Data to use

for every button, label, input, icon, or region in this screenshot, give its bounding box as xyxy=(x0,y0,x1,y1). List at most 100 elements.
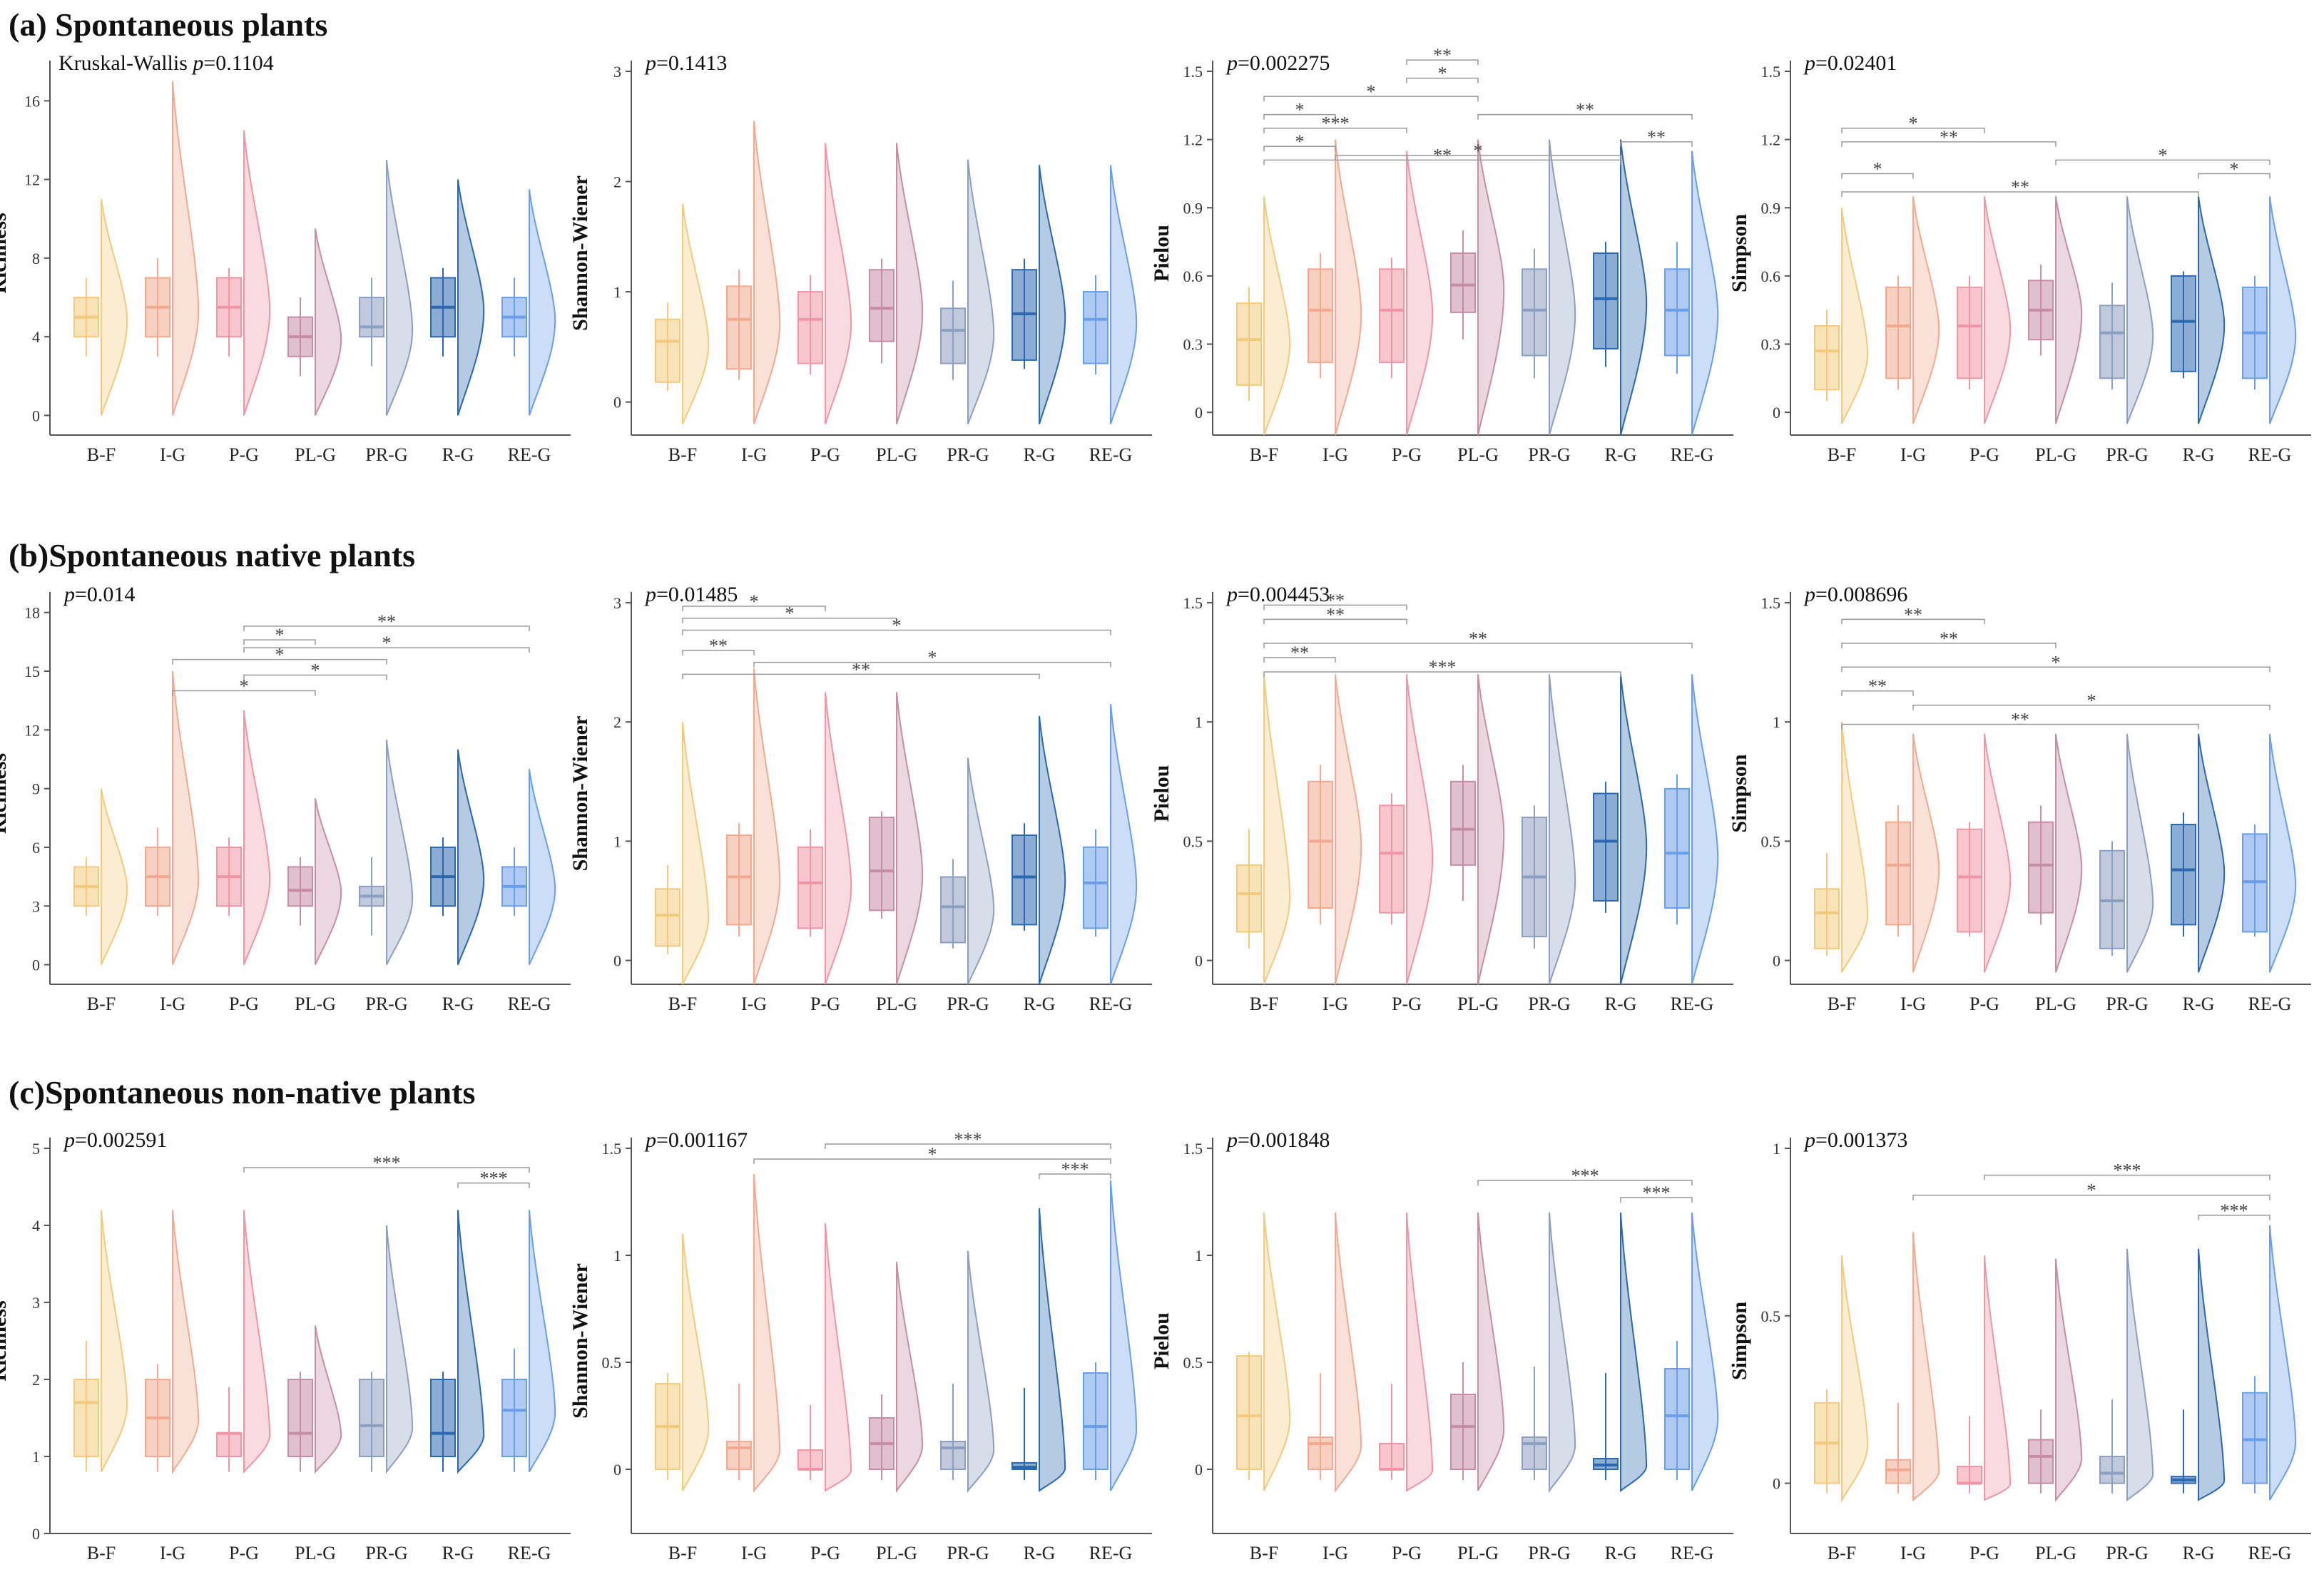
p-value-label: p=0.001848 xyxy=(1225,1128,1330,1152)
violin xyxy=(1912,1232,1940,1502)
y-tick-label: 0 xyxy=(1195,952,1203,970)
group-RE-G xyxy=(1083,704,1138,985)
violin xyxy=(967,1250,995,1493)
y-tick-label: 1.5 xyxy=(1761,63,1781,81)
group-R-G xyxy=(430,1210,485,1474)
violin xyxy=(1841,208,1869,424)
sig-bracket xyxy=(457,1182,530,1188)
box xyxy=(359,1379,384,1457)
x-tick-label: PR-G xyxy=(2106,994,2148,1014)
group-B-F xyxy=(73,199,128,416)
x-tick-label: PL-G xyxy=(295,444,336,465)
group-PL-G xyxy=(1450,1212,1505,1491)
y-axis-label: Richness xyxy=(0,213,11,293)
p-value-label: p=0.002591 xyxy=(63,1128,167,1152)
y-tick-label: 0.5 xyxy=(1183,1354,1203,1372)
x-tick-label: B-F xyxy=(87,994,116,1014)
sig-label: ** xyxy=(1433,145,1452,165)
y-tick-label: 9 xyxy=(32,780,40,798)
y-axis-label: Pielou xyxy=(1150,225,1173,282)
sig-label: * xyxy=(928,1144,937,1165)
violin xyxy=(101,199,128,416)
sig-label: * xyxy=(928,648,937,668)
sig-bracket xyxy=(753,661,1111,668)
p-value-label: p=0.001167 xyxy=(644,1128,748,1152)
group-PL-G xyxy=(1450,674,1505,985)
violin xyxy=(1620,674,1648,985)
box xyxy=(940,1441,966,1470)
box xyxy=(1236,302,1262,386)
group-PL-G xyxy=(1450,139,1505,436)
violin xyxy=(1549,1212,1576,1494)
sig-bracket xyxy=(1841,666,2271,673)
x-tick-label: PL-G xyxy=(295,994,336,1014)
violin xyxy=(1406,150,1434,436)
box xyxy=(940,307,966,364)
group-I-G xyxy=(145,670,200,965)
sig-bracket xyxy=(1477,1180,1693,1185)
violin xyxy=(457,1210,485,1474)
y-tick-label: 3 xyxy=(613,594,621,612)
x-tick-label: PR-G xyxy=(947,1543,989,1563)
x-tick-label: PL-G xyxy=(876,994,917,1014)
violin xyxy=(825,143,852,424)
violin xyxy=(1335,1212,1362,1494)
sig-label: ** xyxy=(1940,628,1958,649)
box xyxy=(287,1379,313,1457)
group-PL-G xyxy=(2028,1258,2083,1503)
group-B-F xyxy=(1236,1212,1291,1491)
sig-label: * xyxy=(1438,63,1447,84)
sig-bracket xyxy=(2198,1215,2271,1220)
sig-label: ** xyxy=(1868,676,1887,697)
x-tick-label: I-G xyxy=(1900,994,1926,1014)
sig-bracket xyxy=(2198,173,2271,179)
violin xyxy=(1477,674,1505,985)
x-tick-label: R-G xyxy=(1024,994,1056,1014)
violin xyxy=(1841,1255,1869,1503)
group-R-G xyxy=(1011,715,1066,985)
x-tick-label: P-G xyxy=(810,444,840,465)
sig-label: ** xyxy=(1290,643,1309,663)
x-tick-label: RE-G xyxy=(1671,444,1714,465)
x-tick-label: PR-G xyxy=(365,994,407,1014)
group-R-G xyxy=(2171,1248,2226,1501)
sig-label: ** xyxy=(1326,590,1345,611)
y-tick-label: 0 xyxy=(1773,1475,1780,1493)
violin xyxy=(2126,733,2154,973)
group-I-G xyxy=(1885,1232,1940,1502)
sig-label: * xyxy=(382,633,392,653)
group-I-G xyxy=(1885,196,1940,424)
violin xyxy=(896,692,924,985)
violin xyxy=(1912,733,1940,973)
row-title-b: (b)Spontaneous native plants xyxy=(9,537,416,573)
box xyxy=(1379,268,1405,363)
box xyxy=(2028,821,2054,914)
row-title-a: (a) Spontaneous plants xyxy=(9,6,328,43)
box xyxy=(1379,1443,1405,1470)
group-PR-G xyxy=(2099,733,2154,973)
violin xyxy=(172,1210,200,1475)
x-tick-label: PL-G xyxy=(1457,994,1499,1014)
y-tick-label: 1 xyxy=(613,283,621,301)
y-axis-label: Simpson xyxy=(1728,754,1751,832)
violin xyxy=(1691,1212,1719,1491)
group-PL-G xyxy=(287,798,342,965)
sig-label: * xyxy=(1909,113,1918,134)
violin xyxy=(1263,674,1291,985)
sig-bracket xyxy=(682,650,755,655)
group-I-G xyxy=(145,1210,200,1475)
sig-label: *** xyxy=(2221,1200,2248,1221)
sig-bracket xyxy=(1263,657,1336,663)
panel-10: 0 0.5 1 1.5 Pielou p=0.001848 B-F I-G P-G PL-G PR-… xyxy=(1150,1128,1733,1563)
sig-bracket xyxy=(243,639,316,645)
box xyxy=(1450,252,1476,313)
group-RE-G xyxy=(2242,733,2297,973)
y-tick-label: 0 xyxy=(32,956,40,974)
sig-label: ** xyxy=(1904,604,1922,625)
sig-bracket xyxy=(825,1143,1111,1149)
violin xyxy=(1039,715,1066,985)
sig-label: *** xyxy=(1061,1159,1089,1180)
y-tick-label: 16 xyxy=(24,92,40,110)
p-value-label: p=0.001373 xyxy=(1803,1128,1907,1152)
box xyxy=(797,291,823,364)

Given request
Recast the material from the line containing "p-value-label: p=0.001848 xyxy=(1225,1128,1330,1152)" through the line containing "group-R-G xyxy=(1011,715,1066,985)" as a Markdown table with the columns No. and Entry, numbering each row and skipping blank lines.

Task output
| No. | Entry |
|---|---|
| 1 | p-value-label: p=0.001848 xyxy=(1225,1128,1330,1152) |
| 2 | violin xyxy=(1912,1232,1940,1502) |
| 3 | y-tick-label: 0 xyxy=(1195,952,1203,970) |
| 4 | group-RE-G xyxy=(1083,704,1138,985) |
| 5 | violin xyxy=(967,1250,995,1493) |
| 6 | y-tick-label: 1.5 xyxy=(1761,63,1781,81) |
| 7 | group-R-G xyxy=(430,1210,485,1474) |
| 8 | violin xyxy=(1841,208,1869,424) |
| 9 | sig-bracket xyxy=(457,1182,530,1188) |
| 10 | box xyxy=(359,1379,384,1457) |
| 11 | x-tick-label: PR-G xyxy=(2106,994,2148,1014) |
| 12 | group-B-F xyxy=(73,199,128,416) |
| 13 | x-tick-label: PL-G xyxy=(295,444,336,465) |
| 14 | group-PL-G xyxy=(1450,1212,1505,1491) |
| 15 | y-axis-label: Richness xyxy=(0,213,11,293) |
| 16 | p-value-label: p=0.002591 xyxy=(63,1128,167,1152) |
| 17 | y-tick-label: 0.5 xyxy=(1183,1354,1203,1372) |
| 18 | x-tick-label: B-F xyxy=(87,994,116,1014) |
| 19 | sig-label: ** xyxy=(1433,145,1452,165) |
| 20 | y-tick-label: 9 xyxy=(32,780,40,798) |
| 21 | y-axis-label: Pielou xyxy=(1150,225,1173,282) |
| 22 | sig-label: * xyxy=(928,1144,937,1165) |
| 23 | violin xyxy=(101,199,128,416) |
| 24 | sig-label: * xyxy=(928,648,937,668) |
| 25 | sig-bracket xyxy=(753,661,1111,668) |
| 26 | p-value-label: p=0.001167 xyxy=(644,1128,748,1152) |
| 27 | group-PL-G xyxy=(1450,674,1505,985) |
| 28 | violin xyxy=(1620,674,1648,985) |
| 29 | box xyxy=(940,1441,966,1470) |
| 30 | box xyxy=(1236,302,1262,386) |
| 31 | group-PL-G xyxy=(1450,139,1505,436) |
| 32 | violin xyxy=(1549,1212,1576,1494) |
| 33 | sig-bracket xyxy=(1841,666,2271,673) |
| 34 | x-tick-label: PL-G xyxy=(295,994,336,1014) |
| 35 | violin xyxy=(1406,150,1434,436) |
| 36 | box xyxy=(940,307,966,364) |
| 37 | group-I-G xyxy=(145,670,200,965) |
| 38 | sig-bracket xyxy=(1477,1180,1693,1185) |
| 39 | violin xyxy=(457,1210,485,1474) |
| 40 | y-tick-label: 3 xyxy=(613,594,621,612) |
| 41 | x-tick-label: PR-G xyxy=(947,1543,989,1563) |
| 42 | x-tick-label: PL-G xyxy=(876,994,917,1014) |
| 43 | violin xyxy=(825,143,852,424) |
| 44 | violin xyxy=(1335,1212,1362,1494) |
| 45 | sig-label: ** xyxy=(1940,628,1958,649) |
| 46 | box xyxy=(287,1379,313,1457) |
| 47 | group-PL-G xyxy=(2028,1258,2083,1503) |
| 48 | group-B-F xyxy=(1236,1212,1291,1491) |
| 49 | sig-label: * xyxy=(1438,63,1447,84) |
| 50 | sig-bracket xyxy=(2198,1215,2271,1220) |
| 51 | sig-label: ** xyxy=(1868,676,1887,697) |
| 52 | x-tick-label: I-G xyxy=(1900,994,1926,1014) |
| 53 | sig-bracket xyxy=(2198,173,2271,179) |
| 54 | violin xyxy=(1477,674,1505,985) |
| 55 | x-tick-label: R-G xyxy=(1024,994,1056,1014) |
| 56 | violin xyxy=(1841,1255,1869,1503) |
| 57 | group-R-G xyxy=(1011,715,1066,985) |